[Document structure recognition data]
——————

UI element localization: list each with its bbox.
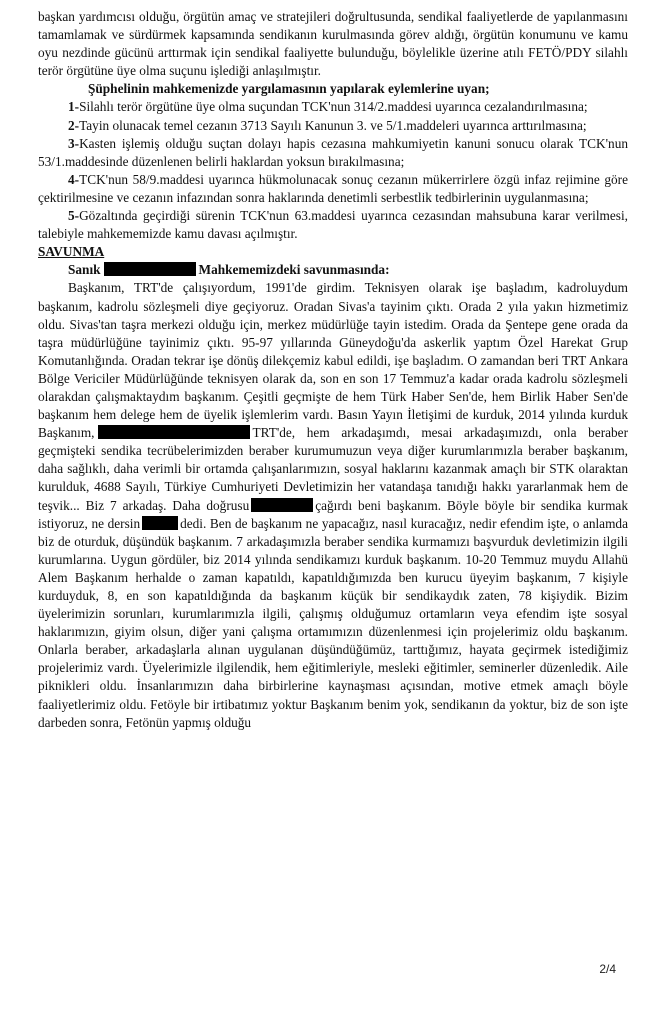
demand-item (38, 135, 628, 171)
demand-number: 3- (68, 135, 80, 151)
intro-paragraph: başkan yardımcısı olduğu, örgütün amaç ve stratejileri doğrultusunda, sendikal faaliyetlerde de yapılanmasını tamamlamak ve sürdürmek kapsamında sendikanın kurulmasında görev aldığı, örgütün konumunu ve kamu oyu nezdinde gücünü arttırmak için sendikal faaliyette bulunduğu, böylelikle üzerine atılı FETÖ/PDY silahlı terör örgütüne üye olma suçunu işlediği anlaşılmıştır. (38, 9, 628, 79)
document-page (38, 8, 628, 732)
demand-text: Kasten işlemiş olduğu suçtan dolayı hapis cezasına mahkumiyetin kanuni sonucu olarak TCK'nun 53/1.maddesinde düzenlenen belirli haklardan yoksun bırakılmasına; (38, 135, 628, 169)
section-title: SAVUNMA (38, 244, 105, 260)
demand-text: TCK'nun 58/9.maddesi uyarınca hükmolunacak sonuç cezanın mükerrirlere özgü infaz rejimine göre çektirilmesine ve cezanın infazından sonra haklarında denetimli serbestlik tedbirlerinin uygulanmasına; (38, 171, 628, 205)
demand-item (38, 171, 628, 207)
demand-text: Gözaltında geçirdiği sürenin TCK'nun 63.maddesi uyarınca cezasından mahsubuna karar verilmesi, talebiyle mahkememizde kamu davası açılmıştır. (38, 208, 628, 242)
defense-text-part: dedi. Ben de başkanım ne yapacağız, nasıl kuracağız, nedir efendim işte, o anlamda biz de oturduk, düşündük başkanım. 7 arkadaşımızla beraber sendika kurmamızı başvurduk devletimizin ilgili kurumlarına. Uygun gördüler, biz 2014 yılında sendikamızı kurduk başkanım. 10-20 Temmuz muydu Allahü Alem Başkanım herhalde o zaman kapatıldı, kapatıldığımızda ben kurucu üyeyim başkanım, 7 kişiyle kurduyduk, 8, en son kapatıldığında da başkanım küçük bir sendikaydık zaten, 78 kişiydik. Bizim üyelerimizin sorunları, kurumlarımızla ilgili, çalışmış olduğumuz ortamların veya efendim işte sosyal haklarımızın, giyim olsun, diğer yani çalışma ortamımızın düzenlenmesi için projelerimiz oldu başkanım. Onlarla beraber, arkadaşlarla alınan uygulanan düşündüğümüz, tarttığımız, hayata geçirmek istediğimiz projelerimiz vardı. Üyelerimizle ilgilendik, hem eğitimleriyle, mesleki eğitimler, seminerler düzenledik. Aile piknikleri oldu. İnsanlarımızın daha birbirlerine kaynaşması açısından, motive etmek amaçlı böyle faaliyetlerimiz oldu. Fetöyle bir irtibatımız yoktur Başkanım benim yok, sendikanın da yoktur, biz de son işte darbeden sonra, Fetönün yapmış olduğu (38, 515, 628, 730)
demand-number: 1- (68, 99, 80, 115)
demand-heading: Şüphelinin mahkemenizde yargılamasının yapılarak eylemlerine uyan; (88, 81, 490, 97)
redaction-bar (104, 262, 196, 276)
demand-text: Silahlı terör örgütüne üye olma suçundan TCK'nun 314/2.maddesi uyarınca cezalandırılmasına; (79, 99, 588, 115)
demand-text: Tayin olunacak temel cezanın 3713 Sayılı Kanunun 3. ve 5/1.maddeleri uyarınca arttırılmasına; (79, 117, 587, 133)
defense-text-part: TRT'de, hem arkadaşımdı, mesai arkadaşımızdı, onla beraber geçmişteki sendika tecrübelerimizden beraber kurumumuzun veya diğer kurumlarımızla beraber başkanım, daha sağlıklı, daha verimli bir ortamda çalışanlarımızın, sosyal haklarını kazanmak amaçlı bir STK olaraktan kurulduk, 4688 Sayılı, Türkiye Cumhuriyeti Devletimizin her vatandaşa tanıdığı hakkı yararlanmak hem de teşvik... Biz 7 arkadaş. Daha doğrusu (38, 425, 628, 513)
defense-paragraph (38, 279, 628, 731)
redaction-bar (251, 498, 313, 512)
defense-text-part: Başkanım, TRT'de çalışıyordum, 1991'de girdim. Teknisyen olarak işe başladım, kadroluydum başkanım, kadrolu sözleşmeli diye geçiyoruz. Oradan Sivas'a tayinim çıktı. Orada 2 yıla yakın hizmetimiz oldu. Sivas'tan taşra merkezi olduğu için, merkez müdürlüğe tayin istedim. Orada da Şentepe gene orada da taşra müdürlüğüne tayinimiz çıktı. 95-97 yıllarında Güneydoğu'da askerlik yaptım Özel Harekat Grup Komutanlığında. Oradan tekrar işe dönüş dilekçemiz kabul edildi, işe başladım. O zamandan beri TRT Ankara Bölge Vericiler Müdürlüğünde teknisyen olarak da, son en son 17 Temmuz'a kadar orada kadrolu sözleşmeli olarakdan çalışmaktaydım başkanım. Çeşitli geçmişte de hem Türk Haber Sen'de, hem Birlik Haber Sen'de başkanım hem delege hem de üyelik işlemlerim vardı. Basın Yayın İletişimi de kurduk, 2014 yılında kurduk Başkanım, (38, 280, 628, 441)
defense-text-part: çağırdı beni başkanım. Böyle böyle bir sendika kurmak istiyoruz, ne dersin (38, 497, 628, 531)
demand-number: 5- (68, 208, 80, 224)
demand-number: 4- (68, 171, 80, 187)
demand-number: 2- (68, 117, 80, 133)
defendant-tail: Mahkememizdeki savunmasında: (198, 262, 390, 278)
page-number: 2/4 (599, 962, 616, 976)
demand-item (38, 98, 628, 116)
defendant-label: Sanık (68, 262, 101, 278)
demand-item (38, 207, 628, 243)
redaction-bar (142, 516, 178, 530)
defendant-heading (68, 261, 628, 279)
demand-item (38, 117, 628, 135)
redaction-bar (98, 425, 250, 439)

——————

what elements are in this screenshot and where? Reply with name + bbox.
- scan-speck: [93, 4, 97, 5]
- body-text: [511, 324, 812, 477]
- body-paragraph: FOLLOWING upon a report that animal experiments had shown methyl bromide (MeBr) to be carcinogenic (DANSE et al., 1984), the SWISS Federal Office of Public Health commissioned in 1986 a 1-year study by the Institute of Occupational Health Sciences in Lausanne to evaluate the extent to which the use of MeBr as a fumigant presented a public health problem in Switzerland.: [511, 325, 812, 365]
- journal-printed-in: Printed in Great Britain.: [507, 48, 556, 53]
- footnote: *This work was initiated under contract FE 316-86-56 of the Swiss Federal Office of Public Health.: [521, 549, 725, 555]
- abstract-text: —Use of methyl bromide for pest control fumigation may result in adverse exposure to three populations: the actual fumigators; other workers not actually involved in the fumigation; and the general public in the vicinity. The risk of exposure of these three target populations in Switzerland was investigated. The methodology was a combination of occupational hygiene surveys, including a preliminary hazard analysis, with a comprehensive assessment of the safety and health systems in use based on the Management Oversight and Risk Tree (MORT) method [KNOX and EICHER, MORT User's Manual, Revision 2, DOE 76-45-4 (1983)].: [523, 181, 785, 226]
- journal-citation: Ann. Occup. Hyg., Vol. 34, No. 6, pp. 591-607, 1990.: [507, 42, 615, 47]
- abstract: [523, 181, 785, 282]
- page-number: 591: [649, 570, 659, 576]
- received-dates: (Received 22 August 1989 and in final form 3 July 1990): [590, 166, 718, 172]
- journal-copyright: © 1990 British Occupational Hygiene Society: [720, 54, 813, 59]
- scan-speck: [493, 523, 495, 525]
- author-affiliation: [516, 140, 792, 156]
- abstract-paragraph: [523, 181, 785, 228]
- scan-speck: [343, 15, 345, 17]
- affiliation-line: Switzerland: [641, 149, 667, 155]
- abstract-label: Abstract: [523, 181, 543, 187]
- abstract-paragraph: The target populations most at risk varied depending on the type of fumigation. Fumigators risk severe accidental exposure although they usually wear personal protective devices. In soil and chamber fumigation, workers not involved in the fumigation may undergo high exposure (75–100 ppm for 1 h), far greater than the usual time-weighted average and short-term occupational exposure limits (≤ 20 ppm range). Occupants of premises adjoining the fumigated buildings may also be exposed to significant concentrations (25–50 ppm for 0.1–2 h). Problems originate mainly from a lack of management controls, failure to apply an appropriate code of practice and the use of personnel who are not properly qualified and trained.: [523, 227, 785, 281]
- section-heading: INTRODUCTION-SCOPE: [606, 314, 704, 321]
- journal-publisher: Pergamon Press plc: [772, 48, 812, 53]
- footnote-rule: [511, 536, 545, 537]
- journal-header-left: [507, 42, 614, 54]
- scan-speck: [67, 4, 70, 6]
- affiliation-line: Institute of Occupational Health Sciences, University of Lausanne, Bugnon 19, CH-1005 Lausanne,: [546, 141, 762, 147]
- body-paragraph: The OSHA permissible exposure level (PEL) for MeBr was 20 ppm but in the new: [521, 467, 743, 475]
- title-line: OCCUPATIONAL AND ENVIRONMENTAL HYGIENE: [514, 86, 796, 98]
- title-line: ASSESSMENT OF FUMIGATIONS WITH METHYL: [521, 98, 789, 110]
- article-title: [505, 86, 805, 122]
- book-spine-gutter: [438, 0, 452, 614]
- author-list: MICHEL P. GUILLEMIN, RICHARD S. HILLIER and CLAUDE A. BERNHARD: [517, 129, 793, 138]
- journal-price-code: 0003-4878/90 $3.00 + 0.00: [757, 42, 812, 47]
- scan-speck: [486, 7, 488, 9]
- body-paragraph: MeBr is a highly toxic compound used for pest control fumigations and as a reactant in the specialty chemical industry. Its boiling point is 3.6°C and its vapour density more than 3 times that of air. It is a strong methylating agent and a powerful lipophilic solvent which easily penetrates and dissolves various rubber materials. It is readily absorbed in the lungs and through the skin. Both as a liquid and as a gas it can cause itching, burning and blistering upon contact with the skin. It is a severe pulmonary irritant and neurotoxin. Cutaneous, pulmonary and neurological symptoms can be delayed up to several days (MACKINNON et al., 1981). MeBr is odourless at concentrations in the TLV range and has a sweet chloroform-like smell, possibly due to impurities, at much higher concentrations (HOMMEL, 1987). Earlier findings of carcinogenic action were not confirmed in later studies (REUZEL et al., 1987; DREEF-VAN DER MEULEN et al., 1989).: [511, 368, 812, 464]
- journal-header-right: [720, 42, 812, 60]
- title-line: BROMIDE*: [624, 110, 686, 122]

——————

**TASK TO COMPLETE:**
Search the data for "label". Copy each line that has it.

**TASK ANSWER:**
defendant-label: Sanık (68, 262, 101, 278)
- abstract-label: Abstract: [523, 181, 543, 187]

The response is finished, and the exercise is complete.